__What this task involves__. Compile every line that includes the word "Biên".

— Start Records shown —

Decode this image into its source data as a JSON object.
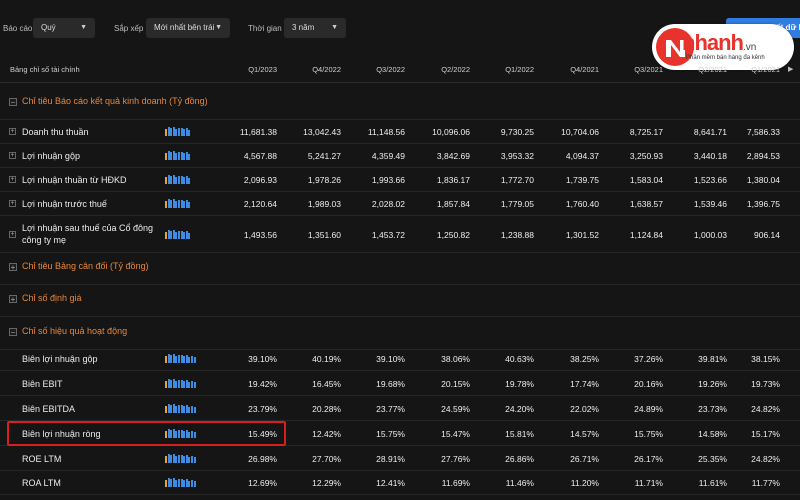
{
  "filters": {
    "report": {
      "label": "Báo cáo",
      "value": "Quý"
    },
    "sort": {
      "label": "Sắp xếp",
      "value": "Mới nhất bên trái"
    },
    "time": {
      "label": "Thời gian",
      "value": "3 năm"
    },
    "export_label": "Xuất dữ liệu"
  },
  "logo": {
    "brand": "nhanh",
    "domain": ".vn",
    "tagline": "Phần mềm bán hàng đa kênh"
  },
  "table": {
    "first_column_header": "Bảng chỉ số tài chính",
    "periods": [
      "Q1/2023",
      "Q4/2022",
      "Q3/2022",
      "Q2/2022",
      "Q1/2022",
      "Q4/2021",
      "Q3/2021",
      "Q2/2021",
      "Q1/2021"
    ],
    "sections": [
      {
        "title": "Chỉ tiêu Báo cáo kết quả kinh doanh (Tỷ đồng)",
        "rows": [
          {
            "label": "Doanh thu thuần",
            "values": [
              "11,681.38",
              "13,042.43",
              "11,148.56",
              "10,096.06",
              "9,730.25",
              "10,704.06",
              "8,725.17",
              "8,641.71",
              "7,586.33"
            ]
          },
          {
            "label": "Lợi nhuận gộp",
            "values": [
              "4,567.88",
              "5,241.27",
              "4,359.49",
              "3,842.69",
              "3,953.32",
              "4,094.37",
              "3,250.93",
              "3,440.18",
              "2,894.53"
            ]
          },
          {
            "label": "Lợi nhuận thuần từ HĐKD",
            "values": [
              "2,096.93",
              "1,978.26",
              "1,993.66",
              "1,836.17",
              "1,772.70",
              "1,739.75",
              "1,583.04",
              "1,523.66",
              "1,380.04"
            ]
          },
          {
            "label": "Lợi nhuận trước thuế",
            "values": [
              "2,120.64",
              "1,989.03",
              "2,028.02",
              "1,857.84",
              "1,779.05",
              "1,760.40",
              "1,638.57",
              "1,539.46",
              "1,396.75"
            ]
          },
          {
            "label_line1": "Lợi nhuận sau thuế của Cổ đông",
            "label_line2": "công ty mẹ",
            "values": [
              "1,493.56",
              "1,351.60",
              "1,453.72",
              "1,250.82",
              "1,238.88",
              "1,301.52",
              "1,124.84",
              "1,000.03",
              "906.14"
            ]
          }
        ]
      },
      {
        "title": "Chỉ tiêu Bảng cân đối (Tỷ đồng)"
      },
      {
        "title": "Chỉ số định giá"
      },
      {
        "title": "Chỉ số hiệu quả hoạt động",
        "rows": [
          {
            "label": "Biên lợi nhuận gộp",
            "values": [
              "39.10%",
              "40.19%",
              "39.10%",
              "38.06%",
              "40.63%",
              "38.25%",
              "37.26%",
              "39.81%",
              "38.15%"
            ]
          },
          {
            "label": "Biên EBIT",
            "values": [
              "19.42%",
              "16.45%",
              "19.68%",
              "20.15%",
              "19.78%",
              "17.74%",
              "20.16%",
              "19.26%",
              "19.73%"
            ]
          },
          {
            "label": "Biên EBITDA",
            "values": [
              "23.79%",
              "20.28%",
              "23.77%",
              "24.59%",
              "24.20%",
              "22.02%",
              "24.89%",
              "23.73%",
              "24.82%"
            ]
          },
          {
            "label": "Biên lợi nhuận ròng",
            "values": [
              "15.49%",
              "12.42%",
              "15.75%",
              "15.47%",
              "15.81%",
              "14.57%",
              "15.75%",
              "14.58%",
              "15.17%"
            ]
          },
          {
            "label": "ROE LTM",
            "values": [
              "26.98%",
              "27.70%",
              "28.91%",
              "27.76%",
              "26.86%",
              "26.71%",
              "26.17%",
              "25.35%",
              "24.82%"
            ]
          },
          {
            "label": "ROA LTM",
            "values": [
              "12.69%",
              "12.29%",
              "12.41%",
              "11.69%",
              "11.46%",
              "11.20%",
              "11.71%",
              "11.61%",
              "11.77%"
            ]
          }
        ]
      }
    ]
  }
}
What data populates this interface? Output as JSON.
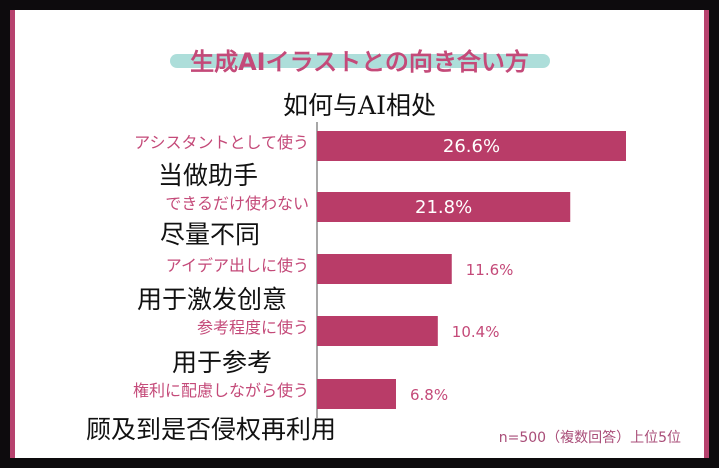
{
  "title": "生成AIイラストとの向き合い方",
  "subtitle": "如何与AI相处",
  "note": "n=500（複数回答）上位5位",
  "colors": {
    "bar": "#b93c68",
    "label": "#c44a79",
    "highlight": "#9fd8d3",
    "border": "#b7426e"
  },
  "chart_data": {
    "type": "bar",
    "orientation": "horizontal",
    "categories": [
      "アシスタントとして使う",
      "できるだけ使わない",
      "アイデア出しに使う",
      "参考程度に使う",
      "権利に配慮しながら使う"
    ],
    "category_translations": [
      "当做助手",
      "尽量不同",
      "用于激发创意",
      "用于参考",
      "顾及到是否侵权再利用"
    ],
    "values": [
      26.6,
      21.8,
      11.6,
      10.4,
      6.8
    ],
    "value_labels": [
      "26.6%",
      "21.8%",
      "11.6%",
      "10.4%",
      "6.8%"
    ],
    "unit": "%",
    "xlim": [
      0,
      28
    ]
  }
}
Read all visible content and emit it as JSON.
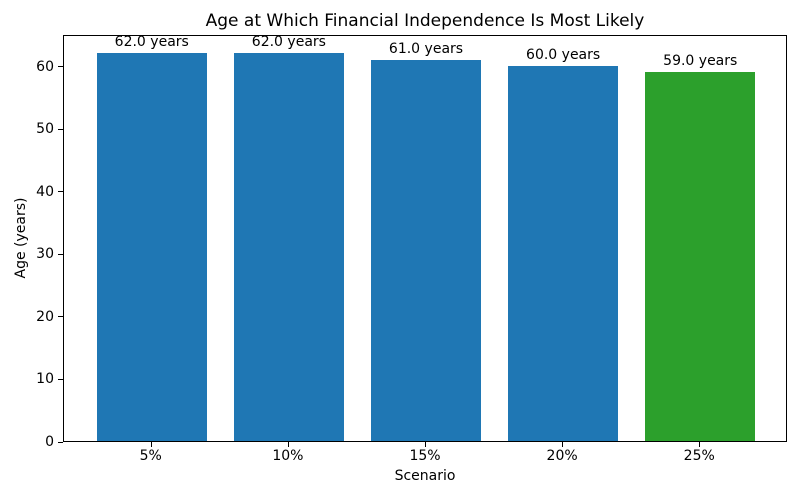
{
  "chart_data": {
    "type": "bar",
    "title": "Age at Which Financial Independence Is Most Likely",
    "xlabel": "Scenario",
    "ylabel": "Age (years)",
    "categories": [
      "5%",
      "10%",
      "15%",
      "20%",
      "25%"
    ],
    "values": [
      62.0,
      62.0,
      61.0,
      60.0,
      59.0
    ],
    "bar_labels": [
      "62.0 years",
      "62.0 years",
      "61.0 years",
      "60.0 years",
      "59.0 years"
    ],
    "bar_colors": [
      "#1f77b4",
      "#1f77b4",
      "#1f77b4",
      "#1f77b4",
      "#2ca02c"
    ],
    "highlight_color": "#2ca02c",
    "default_bar_color": "#1f77b4",
    "yticks": [
      0,
      10,
      20,
      30,
      40,
      50,
      60
    ],
    "ylim": [
      0,
      65.1
    ],
    "grid": false,
    "legend": null,
    "background_color": "#ffffff",
    "text_color": "#000000"
  }
}
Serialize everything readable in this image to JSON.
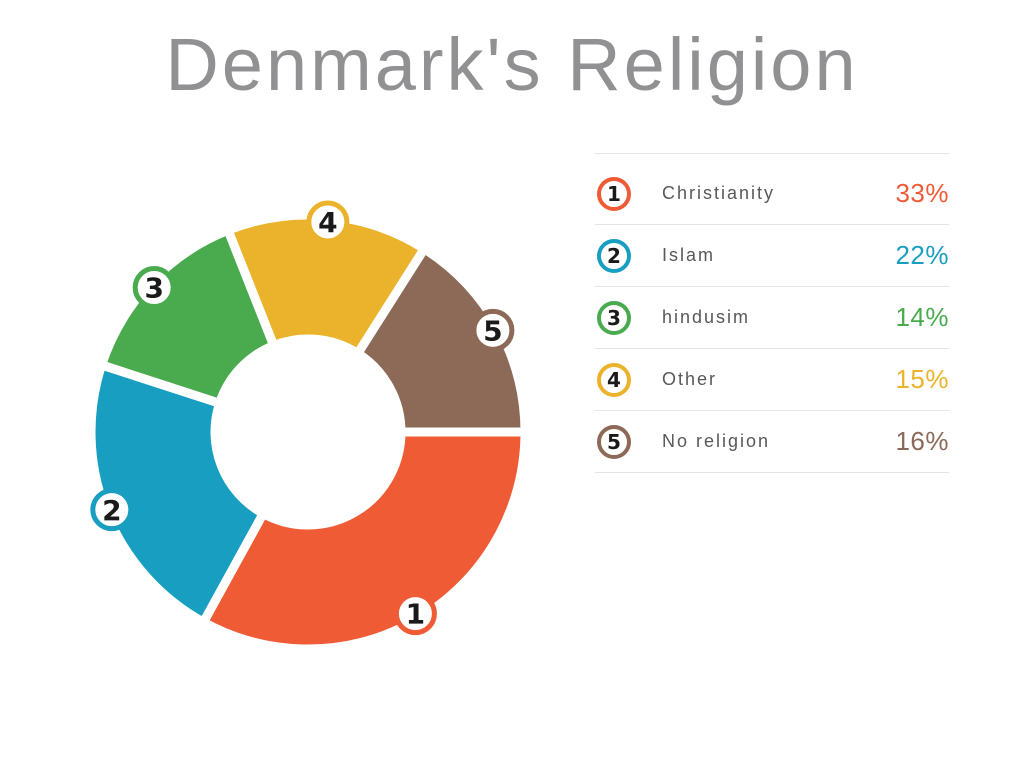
{
  "title": "Denmark's Religion",
  "theme": {
    "background": "#FFFFFF",
    "title_color": "#919194",
    "label_color": "#58585A",
    "divider_color": "#E4E4E4",
    "badge_number_color": "#1A1A1A",
    "slice_gap_color": "#FFFFFF"
  },
  "chart_data": {
    "type": "pie",
    "variant": "donut",
    "title": "Denmark's Religion",
    "unit": "%",
    "start_angle_deg_from_east": 0,
    "direction": "clockwise",
    "legend_position": "right",
    "segments": [
      {
        "number": "1",
        "label": "Christianity",
        "value": 33,
        "display": "33%",
        "color": "#EF5B35"
      },
      {
        "number": "2",
        "label": "Islam",
        "value": 22,
        "display": "22%",
        "color": "#189EC0"
      },
      {
        "number": "3",
        "label": "hindusim",
        "value": 14,
        "display": "14%",
        "color": "#49AB4E"
      },
      {
        "number": "4",
        "label": "Other",
        "value": 15,
        "display": "15%",
        "color": "#EBB32B"
      },
      {
        "number": "5",
        "label": "No religion",
        "value": 16,
        "display": "16%",
        "color": "#8C6A57"
      }
    ]
  }
}
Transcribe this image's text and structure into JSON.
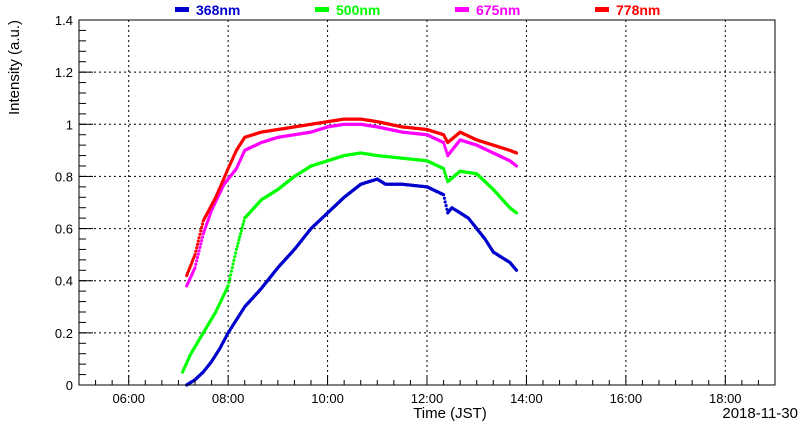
{
  "chart_data": {
    "type": "scatter",
    "title": "",
    "xlabel": "Time (JST)",
    "ylabel": "Intensity (a.u.)",
    "date_label": "2018-11-30",
    "xlim": [
      "05:00",
      "19:00"
    ],
    "ylim": [
      0,
      1.4
    ],
    "x_ticks": [
      "06:00",
      "08:00",
      "10:00",
      "12:00",
      "14:00",
      "16:00",
      "18:00"
    ],
    "y_ticks": [
      "0",
      "0.2",
      "0.4",
      "0.6",
      "0.8",
      "1",
      "1.2",
      "1.4"
    ],
    "grid": true,
    "legend_position": "top",
    "series": [
      {
        "name": "368nm",
        "color": "#0000cc",
        "points": [
          [
            "07:10",
            0.0
          ],
          [
            "07:20",
            0.02
          ],
          [
            "07:30",
            0.05
          ],
          [
            "07:40",
            0.09
          ],
          [
            "07:50",
            0.14
          ],
          [
            "08:00",
            0.2
          ],
          [
            "08:10",
            0.25
          ],
          [
            "08:20",
            0.3
          ],
          [
            "08:40",
            0.37
          ],
          [
            "09:00",
            0.45
          ],
          [
            "09:20",
            0.52
          ],
          [
            "09:40",
            0.6
          ],
          [
            "10:00",
            0.66
          ],
          [
            "10:20",
            0.72
          ],
          [
            "10:40",
            0.77
          ],
          [
            "11:00",
            0.79
          ],
          [
            "11:10",
            0.77
          ],
          [
            "11:30",
            0.77
          ],
          [
            "12:00",
            0.76
          ],
          [
            "12:20",
            0.73
          ],
          [
            "12:25",
            0.66
          ],
          [
            "12:30",
            0.68
          ],
          [
            "12:50",
            0.64
          ],
          [
            "13:10",
            0.56
          ],
          [
            "13:20",
            0.51
          ],
          [
            "13:40",
            0.47
          ],
          [
            "13:48",
            0.44
          ]
        ]
      },
      {
        "name": "500nm",
        "color": "#00ff00",
        "points": [
          [
            "07:05",
            0.05
          ],
          [
            "07:15",
            0.12
          ],
          [
            "07:30",
            0.2
          ],
          [
            "07:45",
            0.28
          ],
          [
            "08:00",
            0.38
          ],
          [
            "08:10",
            0.52
          ],
          [
            "08:20",
            0.64
          ],
          [
            "08:40",
            0.71
          ],
          [
            "09:00",
            0.75
          ],
          [
            "09:20",
            0.8
          ],
          [
            "09:40",
            0.84
          ],
          [
            "10:00",
            0.86
          ],
          [
            "10:20",
            0.88
          ],
          [
            "10:40",
            0.89
          ],
          [
            "11:00",
            0.88
          ],
          [
            "11:30",
            0.87
          ],
          [
            "12:00",
            0.86
          ],
          [
            "12:20",
            0.83
          ],
          [
            "12:25",
            0.78
          ],
          [
            "12:40",
            0.82
          ],
          [
            "13:00",
            0.81
          ],
          [
            "13:20",
            0.75
          ],
          [
            "13:40",
            0.68
          ],
          [
            "13:48",
            0.66
          ]
        ]
      },
      {
        "name": "675nm",
        "color": "#ff00ff",
        "points": [
          [
            "07:10",
            0.38
          ],
          [
            "07:20",
            0.45
          ],
          [
            "07:30",
            0.58
          ],
          [
            "07:40",
            0.67
          ],
          [
            "07:55",
            0.77
          ],
          [
            "08:10",
            0.83
          ],
          [
            "08:20",
            0.9
          ],
          [
            "08:40",
            0.93
          ],
          [
            "09:00",
            0.95
          ],
          [
            "09:20",
            0.96
          ],
          [
            "09:40",
            0.97
          ],
          [
            "10:00",
            0.99
          ],
          [
            "10:20",
            1.0
          ],
          [
            "10:40",
            1.0
          ],
          [
            "11:00",
            0.99
          ],
          [
            "11:30",
            0.97
          ],
          [
            "12:00",
            0.96
          ],
          [
            "12:20",
            0.93
          ],
          [
            "12:25",
            0.88
          ],
          [
            "12:40",
            0.94
          ],
          [
            "13:00",
            0.92
          ],
          [
            "13:20",
            0.89
          ],
          [
            "13:40",
            0.86
          ],
          [
            "13:48",
            0.84
          ]
        ]
      },
      {
        "name": "778nm",
        "color": "#ff0000",
        "points": [
          [
            "07:10",
            0.42
          ],
          [
            "07:20",
            0.5
          ],
          [
            "07:30",
            0.63
          ],
          [
            "07:45",
            0.72
          ],
          [
            "08:00",
            0.83
          ],
          [
            "08:10",
            0.9
          ],
          [
            "08:20",
            0.95
          ],
          [
            "08:40",
            0.97
          ],
          [
            "09:00",
            0.98
          ],
          [
            "09:20",
            0.99
          ],
          [
            "09:40",
            1.0
          ],
          [
            "10:00",
            1.01
          ],
          [
            "10:20",
            1.02
          ],
          [
            "10:40",
            1.02
          ],
          [
            "11:00",
            1.01
          ],
          [
            "11:30",
            0.99
          ],
          [
            "12:00",
            0.98
          ],
          [
            "12:20",
            0.96
          ],
          [
            "12:25",
            0.93
          ],
          [
            "12:40",
            0.97
          ],
          [
            "13:00",
            0.94
          ],
          [
            "13:20",
            0.92
          ],
          [
            "13:40",
            0.9
          ],
          [
            "13:48",
            0.89
          ]
        ]
      }
    ]
  }
}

— End Records shown —

__Answer__.
            "label": "Biên lợi nhuận gộp",
            "label": "Biên EBIT",
            "label": "Biên EBITDA",
            "label": "Biên lợi nhuận ròng",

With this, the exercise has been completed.